*Task*
Below are the records; repeat them in full, exactly.

---

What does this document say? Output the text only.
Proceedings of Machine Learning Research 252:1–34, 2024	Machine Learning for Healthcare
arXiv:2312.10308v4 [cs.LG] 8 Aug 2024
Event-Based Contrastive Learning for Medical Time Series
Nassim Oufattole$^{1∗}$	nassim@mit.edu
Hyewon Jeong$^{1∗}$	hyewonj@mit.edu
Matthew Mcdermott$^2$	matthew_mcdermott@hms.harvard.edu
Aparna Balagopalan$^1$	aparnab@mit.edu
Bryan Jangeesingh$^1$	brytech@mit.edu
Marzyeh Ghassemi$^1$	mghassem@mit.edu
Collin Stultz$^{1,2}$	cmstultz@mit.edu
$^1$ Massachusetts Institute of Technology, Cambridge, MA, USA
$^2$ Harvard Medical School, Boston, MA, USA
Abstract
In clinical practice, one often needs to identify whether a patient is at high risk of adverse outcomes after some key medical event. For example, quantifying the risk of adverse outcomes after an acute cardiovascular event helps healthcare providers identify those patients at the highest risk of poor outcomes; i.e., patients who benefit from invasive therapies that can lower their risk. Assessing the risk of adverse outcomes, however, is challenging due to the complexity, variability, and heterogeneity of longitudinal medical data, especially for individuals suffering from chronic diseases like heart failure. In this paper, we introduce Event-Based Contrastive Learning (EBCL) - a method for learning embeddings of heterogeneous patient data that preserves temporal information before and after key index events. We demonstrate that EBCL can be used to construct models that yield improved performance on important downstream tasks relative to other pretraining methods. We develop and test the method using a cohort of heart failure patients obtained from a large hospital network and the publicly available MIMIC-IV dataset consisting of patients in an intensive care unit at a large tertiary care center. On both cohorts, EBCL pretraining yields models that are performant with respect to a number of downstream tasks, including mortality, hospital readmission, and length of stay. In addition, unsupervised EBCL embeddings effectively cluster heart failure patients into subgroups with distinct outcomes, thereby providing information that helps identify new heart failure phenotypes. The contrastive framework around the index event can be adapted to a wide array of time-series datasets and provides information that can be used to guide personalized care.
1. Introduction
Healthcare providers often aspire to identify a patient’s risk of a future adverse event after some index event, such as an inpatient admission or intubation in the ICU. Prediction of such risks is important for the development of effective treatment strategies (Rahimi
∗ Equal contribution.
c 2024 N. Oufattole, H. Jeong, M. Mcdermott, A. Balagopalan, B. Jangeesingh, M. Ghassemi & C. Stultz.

---

*Task answer*
What does this document say? Output the text only.
Proceedings of Machine Learning Research 252:1–34, 2024	Machine Learning for Healthcare
arXiv:2312.10308v4 [cs.LG] 8 Aug 2024
Event-Based Contrastive Learning for Medical Time Series
Nassim Oufattole$^{1∗}$	nassim@mit.edu
Hyewon Jeong$^{1∗}$	hyewonj@mit.edu
Matthew Mcdermott$^2$	matthew_mcdermott@hms.harvard.edu
Aparna Balagopalan$^1$	aparnab@mit.edu
Bryan Jangeesingh$^1$	brytech@mit.edu
Marzyeh Ghassemi$^1$	mghassem@mit.edu
Collin Stultz$^{1,2}$	cmstultz@mit.edu
$^1$ Massachusetts Institute of Technology, Cambridge, MA, USA
$^2$ Harvard Medical School, Boston, MA, USA
Abstract
In clinical practice, one often needs to identify whether a patient is at high risk of adverse outcomes after some key medical event. For example, quantifying the risk of adverse outcomes after an acute cardiovascular event helps healthcare providers identify those patients at the highest risk of poor outcomes; i.e., patients who benefit from invasive therapies that can lower their risk. Assessing the risk of adverse outcomes, however, is challenging due to the complexity, variability, and heterogeneity of longitudinal medical data, especially for individuals suffering from chronic diseases like heart failure. In this paper, we introduce Event-Based Contrastive Learning (EBCL) - a method for learning embeddings of heterogeneous patient data that preserves temporal information before and after key index events. We demonstrate that EBCL can be used to construct models that yield improved performance on important downstream tasks relative to other pretraining methods. We develop and test the method using a cohort of heart failure patients obtained from a large hospital network and the publicly available MIMIC-IV dataset consisting of patients in an intensive care unit at a large tertiary care center. On both cohorts, EBCL pretraining yields models that are performant with respect to a number of downstream tasks, including mortality, hospital readmission, and length of stay. In addition, unsupervised EBCL embeddings effectively cluster heart failure patients into subgroups with distinct outcomes, thereby providing information that helps identify new heart failure phenotypes. The contrastive framework around the index event can be adapted to a wide array of time-series datasets and provides information that can be used to guide personalized care.
1. Introduction
Healthcare providers often aspire to identify a patient’s risk of a future adverse event after some index event, such as an inpatient admission or intubation in the ICU. Prediction of such risks is important for the development of effective treatment strategies (Rahimi
∗ Equal contribution.
c 2024 N. Oufattole, H. Jeong, M. Mcdermott, A. Balagopalan, B. Jangeesingh, M. Ghassemi & C. Stultz.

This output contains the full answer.